• _DATA LINES_:
▶

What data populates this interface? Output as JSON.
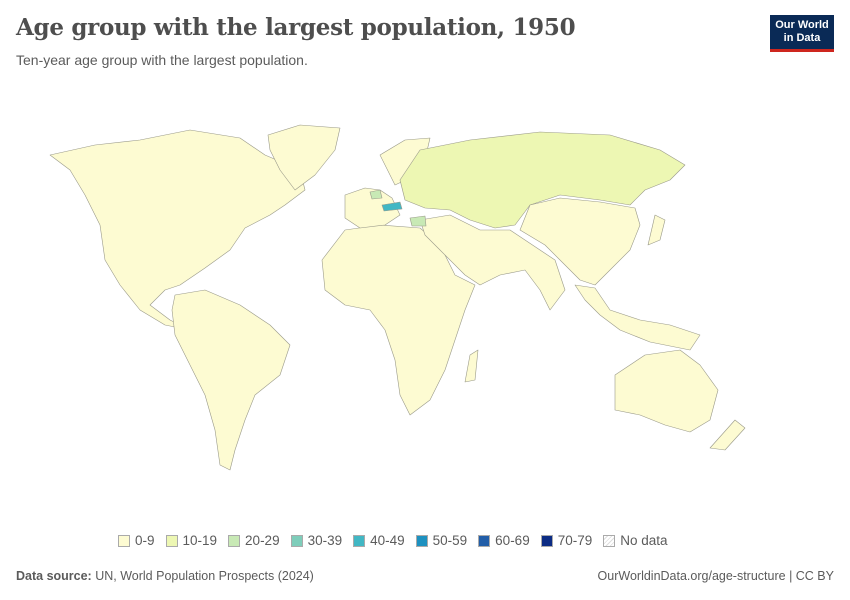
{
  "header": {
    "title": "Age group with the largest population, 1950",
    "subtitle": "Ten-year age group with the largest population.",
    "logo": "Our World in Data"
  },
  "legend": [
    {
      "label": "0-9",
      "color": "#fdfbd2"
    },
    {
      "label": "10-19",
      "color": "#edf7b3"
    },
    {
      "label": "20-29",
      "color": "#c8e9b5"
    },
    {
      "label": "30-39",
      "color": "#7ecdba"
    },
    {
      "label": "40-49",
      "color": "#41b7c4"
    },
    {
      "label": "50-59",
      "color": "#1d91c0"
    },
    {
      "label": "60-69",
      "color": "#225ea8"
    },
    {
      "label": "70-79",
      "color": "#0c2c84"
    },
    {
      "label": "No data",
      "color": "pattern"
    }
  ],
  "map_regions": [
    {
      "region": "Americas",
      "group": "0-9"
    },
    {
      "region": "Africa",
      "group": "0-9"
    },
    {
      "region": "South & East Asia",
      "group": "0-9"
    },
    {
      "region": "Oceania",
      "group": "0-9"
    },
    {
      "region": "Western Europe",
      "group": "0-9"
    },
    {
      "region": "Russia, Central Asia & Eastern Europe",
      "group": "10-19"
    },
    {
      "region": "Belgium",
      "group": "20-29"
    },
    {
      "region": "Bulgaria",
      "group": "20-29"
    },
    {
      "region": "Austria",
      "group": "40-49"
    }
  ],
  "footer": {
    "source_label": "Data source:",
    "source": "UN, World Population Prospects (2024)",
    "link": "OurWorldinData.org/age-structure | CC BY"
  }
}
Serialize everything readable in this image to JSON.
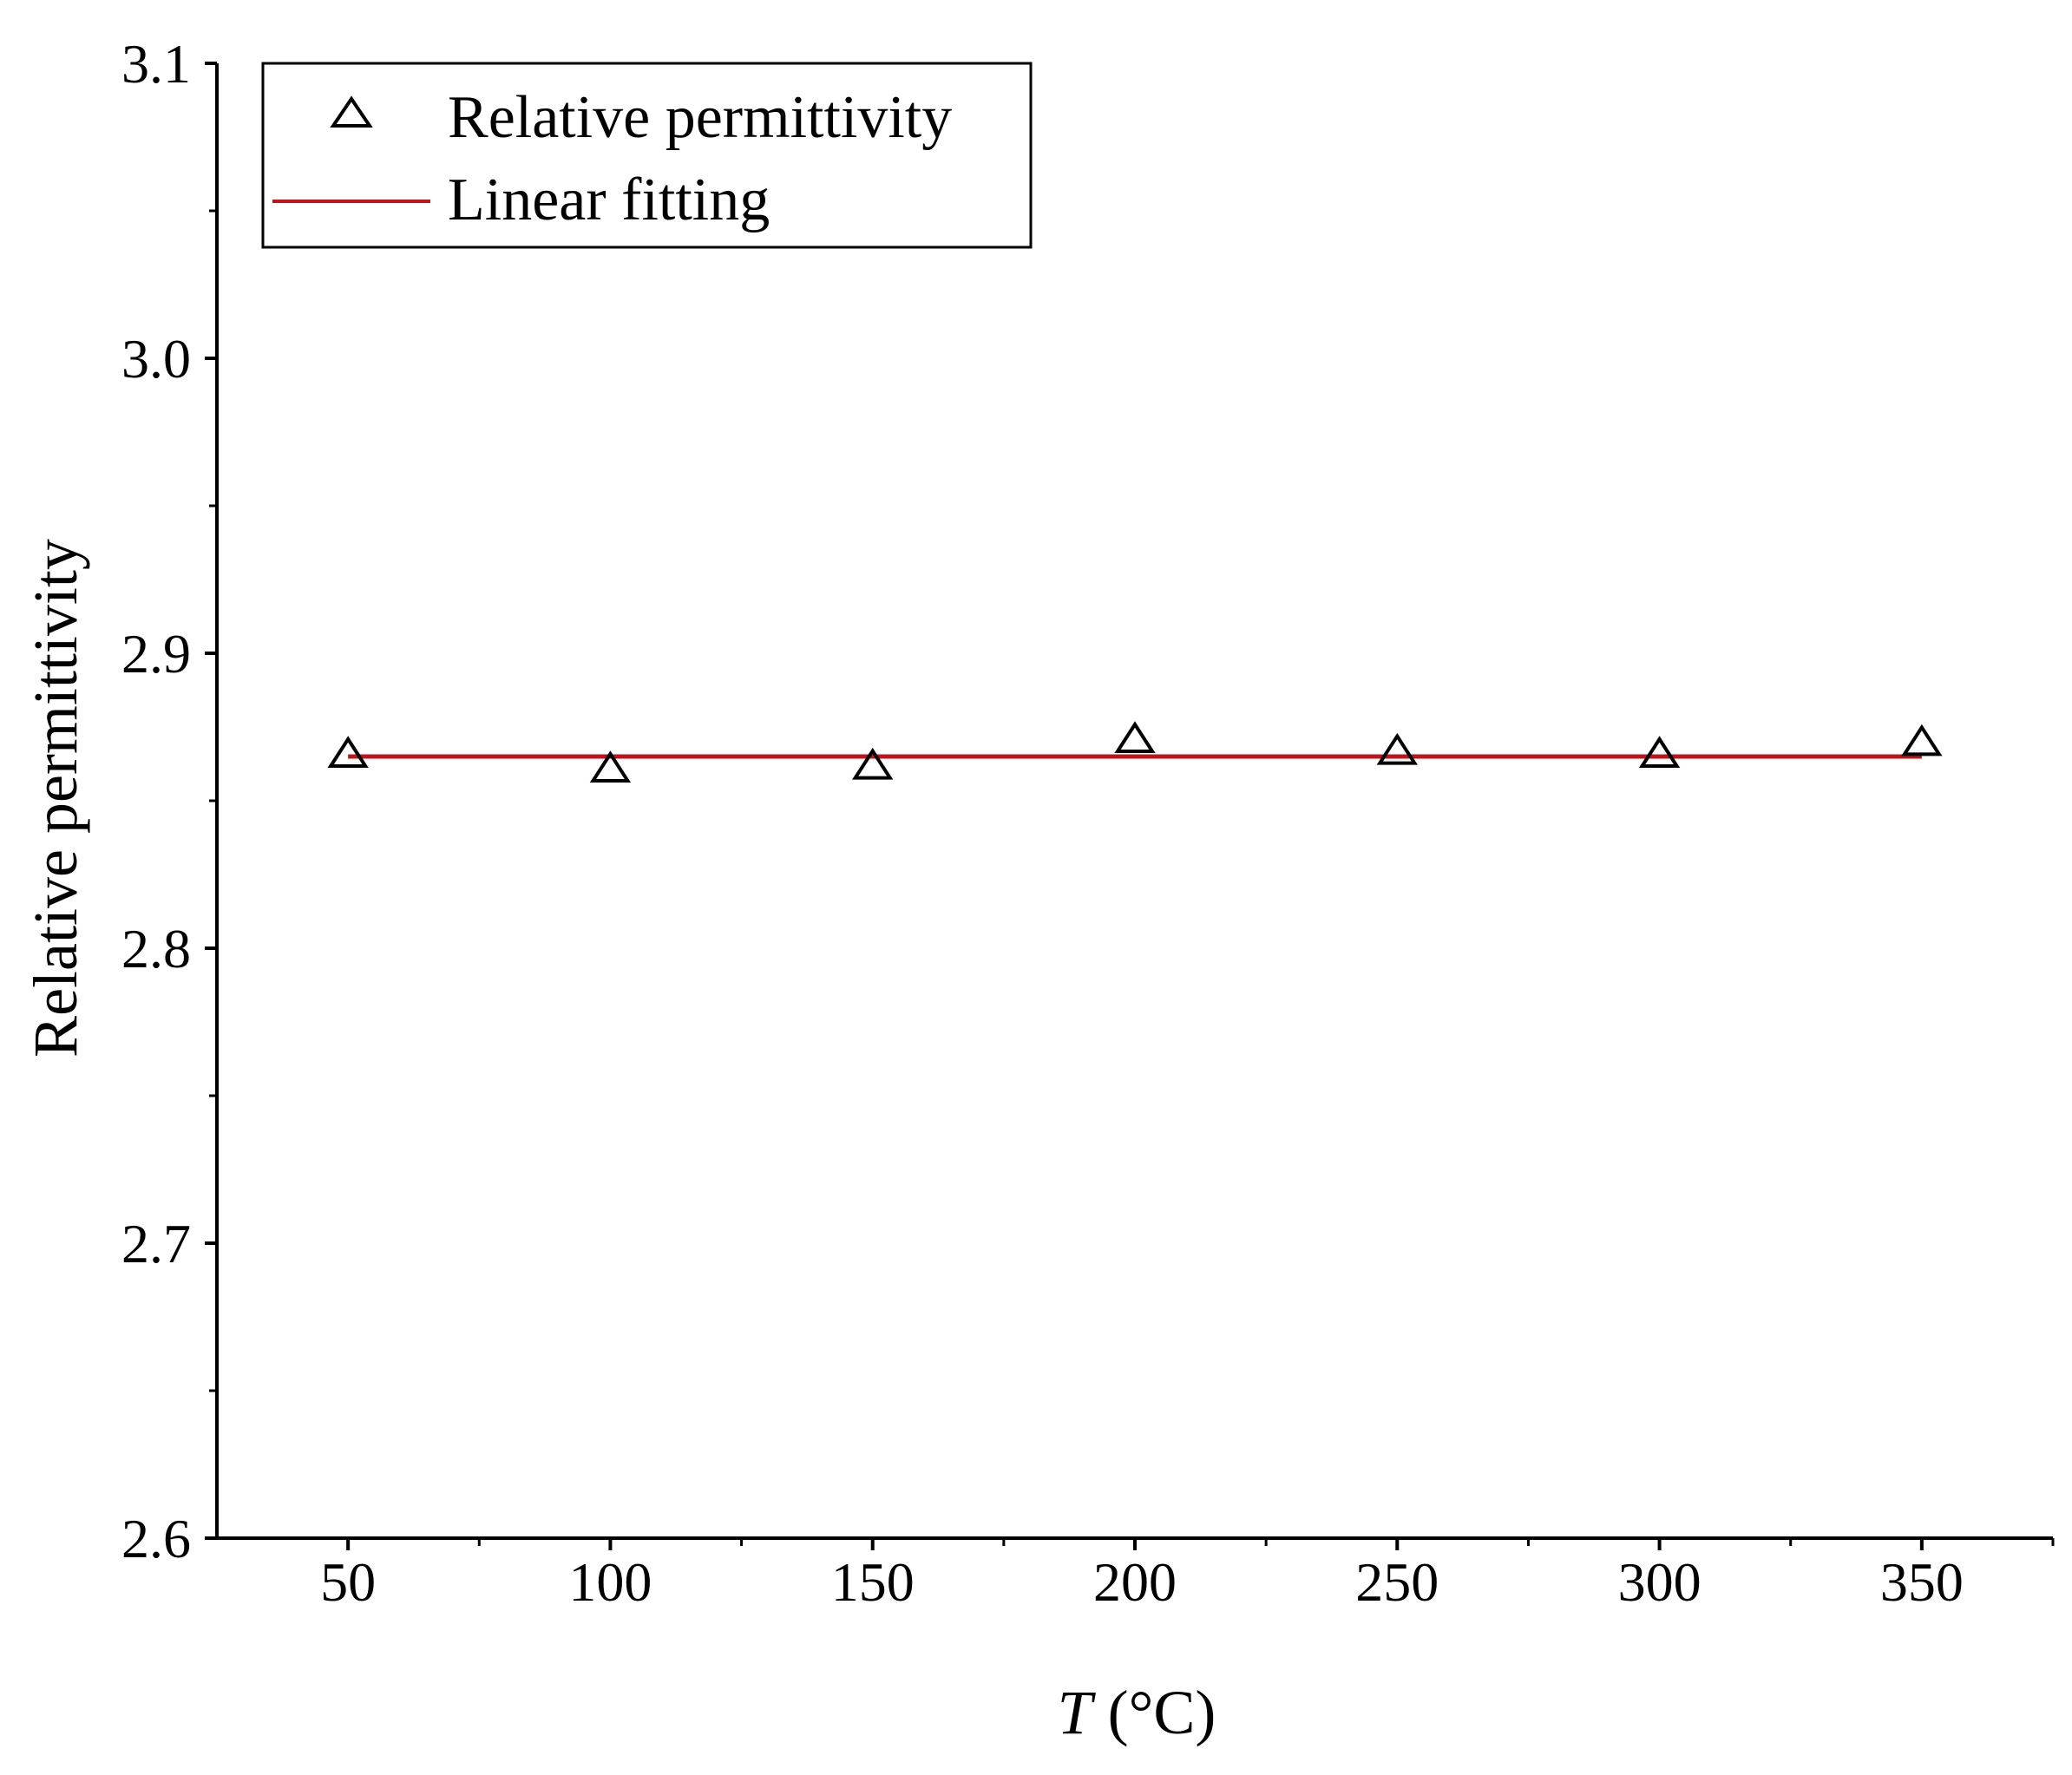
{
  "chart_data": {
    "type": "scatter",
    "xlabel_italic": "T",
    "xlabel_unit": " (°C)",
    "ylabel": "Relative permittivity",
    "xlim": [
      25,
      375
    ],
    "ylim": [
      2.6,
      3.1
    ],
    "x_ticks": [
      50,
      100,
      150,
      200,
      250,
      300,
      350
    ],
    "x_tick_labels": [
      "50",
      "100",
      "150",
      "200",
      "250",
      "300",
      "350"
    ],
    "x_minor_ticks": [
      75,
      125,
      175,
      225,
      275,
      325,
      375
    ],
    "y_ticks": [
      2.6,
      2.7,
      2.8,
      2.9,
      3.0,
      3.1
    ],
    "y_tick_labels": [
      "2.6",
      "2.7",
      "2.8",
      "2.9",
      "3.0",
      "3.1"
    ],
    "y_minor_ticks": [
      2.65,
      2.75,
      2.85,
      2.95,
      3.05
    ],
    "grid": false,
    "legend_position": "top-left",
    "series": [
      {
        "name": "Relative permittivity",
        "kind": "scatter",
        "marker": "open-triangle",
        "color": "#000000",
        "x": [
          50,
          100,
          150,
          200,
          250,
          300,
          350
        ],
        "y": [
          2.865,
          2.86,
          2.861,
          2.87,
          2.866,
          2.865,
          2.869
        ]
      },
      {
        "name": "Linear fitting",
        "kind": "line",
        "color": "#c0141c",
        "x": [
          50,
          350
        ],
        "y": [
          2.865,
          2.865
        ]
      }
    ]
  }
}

◀

• _SET TASK_:
Send back the data above word for word, with the pictures left out.

• _ANSWER FOR THIS EXERCISE_:
What data populates this interface? Output as JSON.
{
  "header": {
    "title": "Age group with the largest population, 1950",
    "subtitle": "Ten-year age group with the largest population.",
    "logo": "Our World in Data"
  },
  "legend": [
    {
      "label": "0-9",
      "color": "#fdfbd2"
    },
    {
      "label": "10-19",
      "color": "#edf7b3"
    },
    {
      "label": "20-29",
      "color": "#c8e9b5"
    },
    {
      "label": "30-39",
      "color": "#7ecdba"
    },
    {
      "label": "40-49",
      "color": "#41b7c4"
    },
    {
      "label": "50-59",
      "color": "#1d91c0"
    },
    {
      "label": "60-69",
      "color": "#225ea8"
    },
    {
      "label": "70-79",
      "color": "#0c2c84"
    },
    {
      "label": "No data",
      "color": "pattern"
    }
  ],
  "map_regions": [
    {
      "region": "Americas",
      "group": "0-9"
    },
    {
      "region": "Africa",
      "group": "0-9"
    },
    {
      "region": "South & East Asia",
      "group": "0-9"
    },
    {
      "region": "Oceania",
      "group": "0-9"
    },
    {
      "region": "Western Europe",
      "group": "0-9"
    },
    {
      "region": "Russia, Central Asia & Eastern Europe",
      "group": "10-19"
    },
    {
      "region": "Belgium",
      "group": "20-29"
    },
    {
      "region": "Bulgaria",
      "group": "20-29"
    },
    {
      "region": "Austria",
      "group": "40-49"
    }
  ],
  "footer": {
    "source_label": "Data source:",
    "source": "UN, World Population Prospects (2024)",
    "link": "OurWorldinData.org/age-structure | CC BY"
  }
}
Serialize everything readable in this image to JSON.
{
  "chart_data": {
    "type": "scatter",
    "xlabel_italic": "T",
    "xlabel_unit": " (°C)",
    "ylabel": "Relative permittivity",
    "xlim": [
      25,
      375
    ],
    "ylim": [
      2.6,
      3.1
    ],
    "x_ticks": [
      50,
      100,
      150,
      200,
      250,
      300,
      350
    ],
    "x_tick_labels": [
      "50",
      "100",
      "150",
      "200",
      "250",
      "300",
      "350"
    ],
    "x_minor_ticks": [
      75,
      125,
      175,
      225,
      275,
      325,
      375
    ],
    "y_ticks": [
      2.6,
      2.7,
      2.8,
      2.9,
      3.0,
      3.1
    ],
    "y_tick_labels": [
      "2.6",
      "2.7",
      "2.8",
      "2.9",
      "3.0",
      "3.1"
    ],
    "y_minor_ticks": [
      2.65,
      2.75,
      2.85,
      2.95,
      3.05
    ],
    "grid": false,
    "legend_position": "top-left",
    "series": [
      {
        "name": "Relative permittivity",
        "kind": "scatter",
        "marker": "open-triangle",
        "color": "#000000",
        "x": [
          50,
          100,
          150,
          200,
          250,
          300,
          350
        ],
        "y": [
          2.865,
          2.86,
          2.861,
          2.87,
          2.866,
          2.865,
          2.869
        ]
      },
      {
        "name": "Linear fitting",
        "kind": "line",
        "color": "#c0141c",
        "x": [
          50,
          350
        ],
        "y": [
          2.865,
          2.865
        ]
      }
    ]
  }
}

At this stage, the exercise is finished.